── Data for this exercise ──

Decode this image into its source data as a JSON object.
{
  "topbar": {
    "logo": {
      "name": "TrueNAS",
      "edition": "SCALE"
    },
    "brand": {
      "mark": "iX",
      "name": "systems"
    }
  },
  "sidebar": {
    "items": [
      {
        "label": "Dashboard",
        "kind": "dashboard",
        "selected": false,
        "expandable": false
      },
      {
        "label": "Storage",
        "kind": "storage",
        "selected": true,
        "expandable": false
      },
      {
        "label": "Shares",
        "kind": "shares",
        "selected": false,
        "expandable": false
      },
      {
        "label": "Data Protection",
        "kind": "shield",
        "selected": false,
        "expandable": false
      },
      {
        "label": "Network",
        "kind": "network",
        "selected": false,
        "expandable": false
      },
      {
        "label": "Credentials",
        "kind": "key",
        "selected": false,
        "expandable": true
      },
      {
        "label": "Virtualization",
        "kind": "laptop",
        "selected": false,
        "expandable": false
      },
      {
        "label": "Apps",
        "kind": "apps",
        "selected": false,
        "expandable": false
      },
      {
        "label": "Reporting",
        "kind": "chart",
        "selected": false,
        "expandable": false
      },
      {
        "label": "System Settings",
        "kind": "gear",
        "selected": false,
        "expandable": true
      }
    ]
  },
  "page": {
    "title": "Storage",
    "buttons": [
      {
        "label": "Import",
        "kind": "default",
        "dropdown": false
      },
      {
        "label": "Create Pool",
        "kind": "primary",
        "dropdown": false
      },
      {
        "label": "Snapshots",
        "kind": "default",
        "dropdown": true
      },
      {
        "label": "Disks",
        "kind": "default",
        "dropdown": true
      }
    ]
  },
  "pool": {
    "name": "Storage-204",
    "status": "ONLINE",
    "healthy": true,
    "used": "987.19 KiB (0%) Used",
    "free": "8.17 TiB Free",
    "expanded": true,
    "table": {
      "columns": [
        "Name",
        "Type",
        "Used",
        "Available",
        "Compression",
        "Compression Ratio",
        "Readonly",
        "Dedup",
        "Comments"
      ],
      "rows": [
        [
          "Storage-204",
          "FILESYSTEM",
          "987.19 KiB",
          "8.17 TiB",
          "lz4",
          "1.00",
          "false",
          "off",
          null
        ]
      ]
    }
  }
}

───
── Data for this exercise ──

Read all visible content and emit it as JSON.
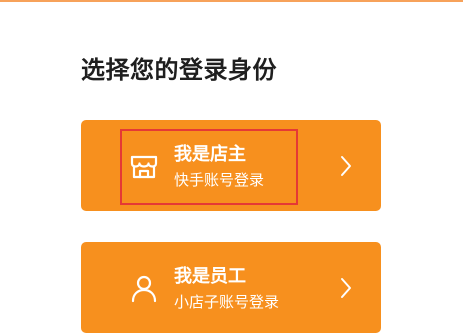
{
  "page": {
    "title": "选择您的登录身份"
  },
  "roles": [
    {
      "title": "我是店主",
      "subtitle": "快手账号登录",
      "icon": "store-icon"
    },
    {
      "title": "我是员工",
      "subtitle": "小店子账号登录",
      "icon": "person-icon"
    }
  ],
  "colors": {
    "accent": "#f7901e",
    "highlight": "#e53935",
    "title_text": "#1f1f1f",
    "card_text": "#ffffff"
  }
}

───
── Data for this exercise ──

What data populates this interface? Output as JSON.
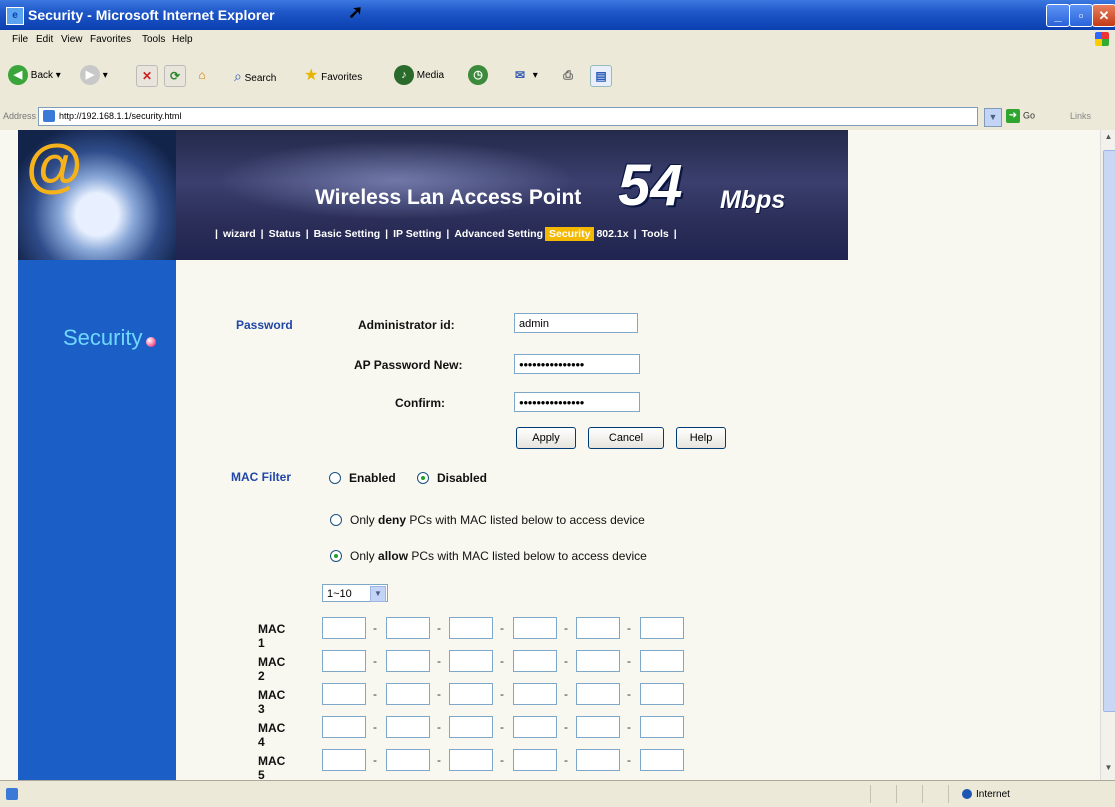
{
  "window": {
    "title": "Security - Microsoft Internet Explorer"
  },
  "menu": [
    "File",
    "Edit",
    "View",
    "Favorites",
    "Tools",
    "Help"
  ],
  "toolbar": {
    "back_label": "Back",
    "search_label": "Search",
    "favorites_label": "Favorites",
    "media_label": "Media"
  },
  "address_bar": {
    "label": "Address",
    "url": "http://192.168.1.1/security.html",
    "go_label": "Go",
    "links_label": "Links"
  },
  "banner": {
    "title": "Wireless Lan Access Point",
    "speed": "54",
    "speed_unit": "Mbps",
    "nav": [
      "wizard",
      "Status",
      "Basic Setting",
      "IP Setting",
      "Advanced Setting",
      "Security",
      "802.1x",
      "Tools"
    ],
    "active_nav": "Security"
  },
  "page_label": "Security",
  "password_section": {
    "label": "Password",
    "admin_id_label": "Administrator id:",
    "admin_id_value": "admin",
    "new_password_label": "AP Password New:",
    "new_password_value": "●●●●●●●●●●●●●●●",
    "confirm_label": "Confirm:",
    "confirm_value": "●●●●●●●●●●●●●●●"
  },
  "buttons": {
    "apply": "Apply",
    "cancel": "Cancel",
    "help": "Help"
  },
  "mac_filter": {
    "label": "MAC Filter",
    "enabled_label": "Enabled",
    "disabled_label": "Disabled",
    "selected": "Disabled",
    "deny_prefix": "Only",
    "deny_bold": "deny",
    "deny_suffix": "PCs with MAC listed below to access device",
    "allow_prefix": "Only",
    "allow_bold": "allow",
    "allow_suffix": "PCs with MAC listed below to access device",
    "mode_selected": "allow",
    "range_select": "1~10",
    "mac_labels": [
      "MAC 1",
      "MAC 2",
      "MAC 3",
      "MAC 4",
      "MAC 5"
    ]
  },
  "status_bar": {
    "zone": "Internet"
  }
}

───

— What this task involves —
Copy every line of the listing that contains the word "JSON".

— Response —
Decode this image into its source data as a JSON object.
Read all visible content and emit it as JSON.
What data populates this interface? Output as JSON.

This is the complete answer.